Collected data entries
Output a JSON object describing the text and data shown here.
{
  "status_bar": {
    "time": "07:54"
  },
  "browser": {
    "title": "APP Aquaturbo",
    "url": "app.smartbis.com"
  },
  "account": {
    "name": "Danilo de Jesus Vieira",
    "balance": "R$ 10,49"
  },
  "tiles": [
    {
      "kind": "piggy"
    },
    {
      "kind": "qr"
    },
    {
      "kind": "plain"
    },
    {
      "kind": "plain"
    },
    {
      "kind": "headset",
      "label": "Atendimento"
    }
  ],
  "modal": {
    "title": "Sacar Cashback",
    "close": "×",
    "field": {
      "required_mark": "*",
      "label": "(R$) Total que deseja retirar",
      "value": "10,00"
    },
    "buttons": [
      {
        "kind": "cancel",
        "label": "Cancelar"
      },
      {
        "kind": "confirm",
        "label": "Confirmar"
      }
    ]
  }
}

> [Set exercise]: Copy each line of the listing that includes "label".

> [Written response]:
      "label": "Atendimento"
      "label": "(R$) Total que deseja retirar",
        "label": "Cancelar"
        "label": "Confirmar"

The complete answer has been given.